_Do this_. Pull out every line with the word "round".

_Available data_.
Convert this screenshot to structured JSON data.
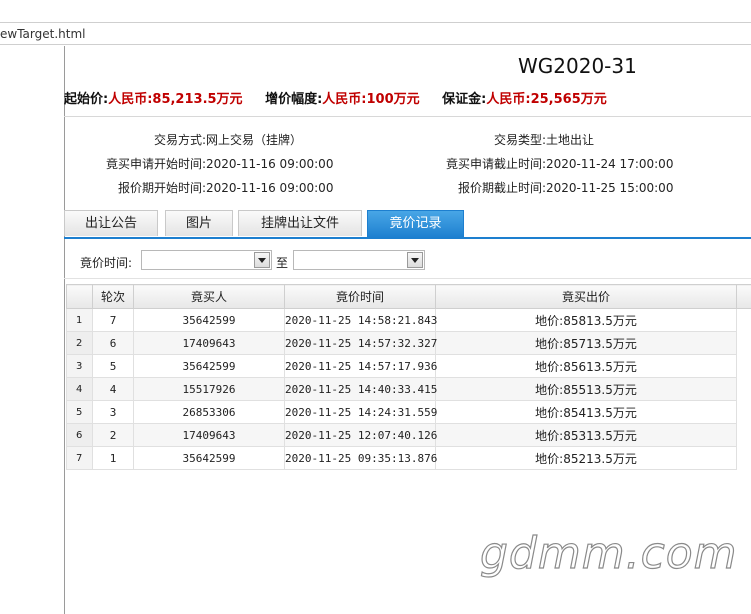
{
  "browser": {
    "address_fragment": "ewTarget.html"
  },
  "header": {
    "title": "WG2020-31"
  },
  "prices": [
    {
      "label": "起始价:",
      "value": "人民币:85,213.5万元"
    },
    {
      "label": "增价幅度:",
      "value": "人民币:100万元"
    },
    {
      "label": "保证金:",
      "value": "人民币:25,565万元"
    }
  ],
  "info": {
    "trade_method": {
      "label": "交易方式:",
      "value": "网上交易（挂牌）"
    },
    "trade_type": {
      "label": "交易类型:",
      "value": "土地出让"
    },
    "apply_start": {
      "label": "竟买申请开始时间:",
      "value": "2020-11-16 09:00:00"
    },
    "apply_end": {
      "label": "竟买申请截止时间:",
      "value": "2020-11-24 17:00:00"
    },
    "quote_start": {
      "label": "报价期开始时间:",
      "value": "2020-11-16 09:00:00"
    },
    "quote_end": {
      "label": "报价期截止时间:",
      "value": "2020-11-25 15:00:00"
    }
  },
  "tabs": [
    {
      "label": "出让公告",
      "active": false
    },
    {
      "label": "图片",
      "active": false
    },
    {
      "label": "挂牌出让文件",
      "active": false
    },
    {
      "label": "竟价记录",
      "active": true
    }
  ],
  "filter": {
    "label": "竟价时间:",
    "from_value": "",
    "to_label": "至",
    "to_value": ""
  },
  "table": {
    "headers": [
      "",
      "轮次",
      "竟买人",
      "竟价时间",
      "竟买出价"
    ],
    "rows": [
      {
        "n": "1",
        "round": "7",
        "bidder": "35642599",
        "time": "2020-11-25 14:58:21.843",
        "bid": "地价:85813.5万元"
      },
      {
        "n": "2",
        "round": "6",
        "bidder": "17409643",
        "time": "2020-11-25 14:57:32.327",
        "bid": "地价:85713.5万元"
      },
      {
        "n": "3",
        "round": "5",
        "bidder": "35642599",
        "time": "2020-11-25 14:57:17.936",
        "bid": "地价:85613.5万元"
      },
      {
        "n": "4",
        "round": "4",
        "bidder": "15517926",
        "time": "2020-11-25 14:40:33.415",
        "bid": "地价:85513.5万元"
      },
      {
        "n": "5",
        "round": "3",
        "bidder": "26853306",
        "time": "2020-11-25 14:24:31.559",
        "bid": "地价:85413.5万元"
      },
      {
        "n": "6",
        "round": "2",
        "bidder": "17409643",
        "time": "2020-11-25 12:07:40.126",
        "bid": "地价:85313.5万元"
      },
      {
        "n": "7",
        "round": "1",
        "bidder": "35642599",
        "time": "2020-11-25 09:35:13.876",
        "bid": "地价:85213.5万元"
      }
    ]
  },
  "watermark": "gdmm.com"
}
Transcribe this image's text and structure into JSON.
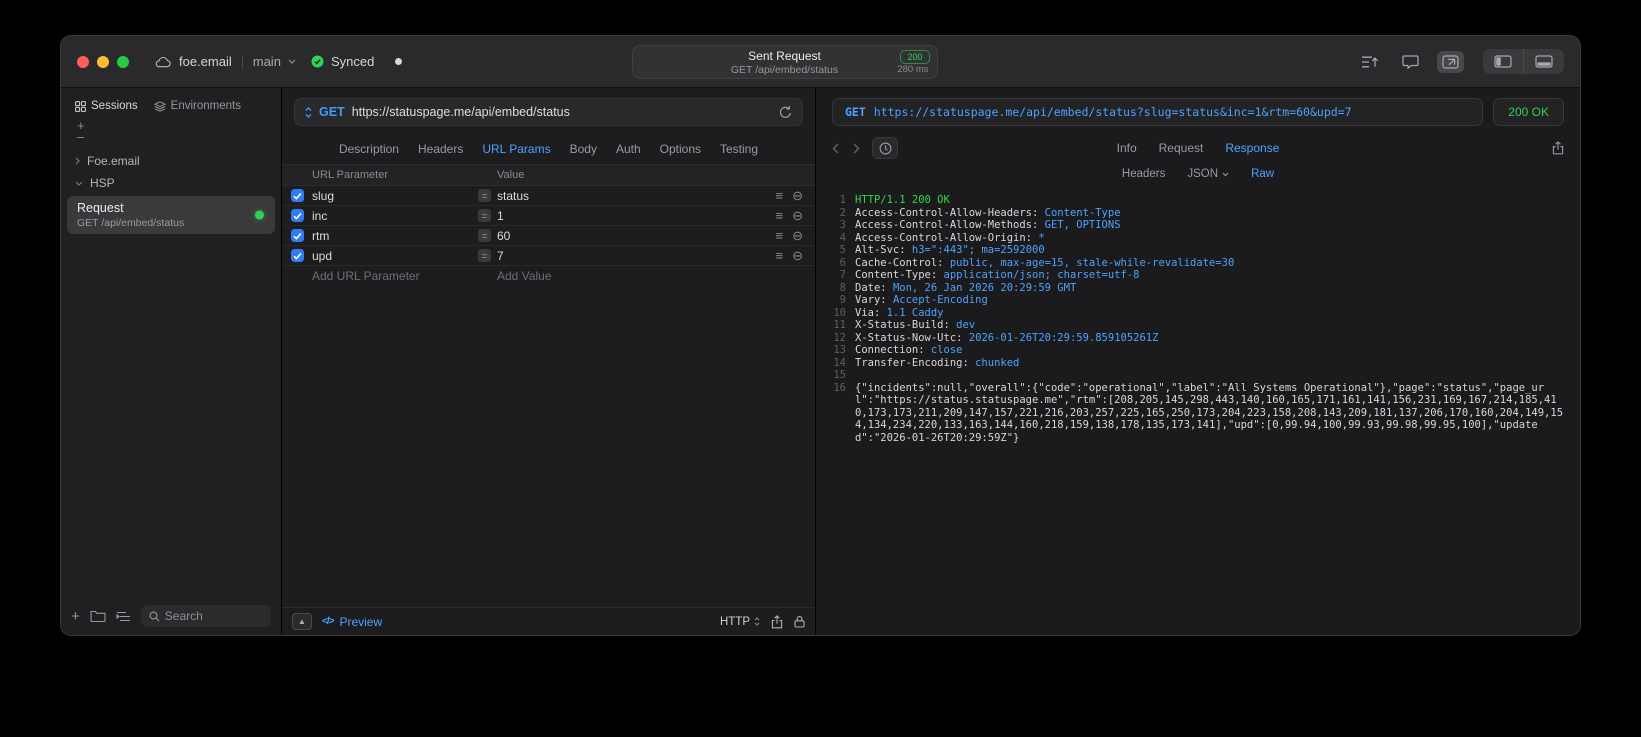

_Written answer_.
        "round": "7",
        "round": "6",
        "round": "5",
        "round": "4",
        "round": "3",
        "round": "2",
        "round": "1",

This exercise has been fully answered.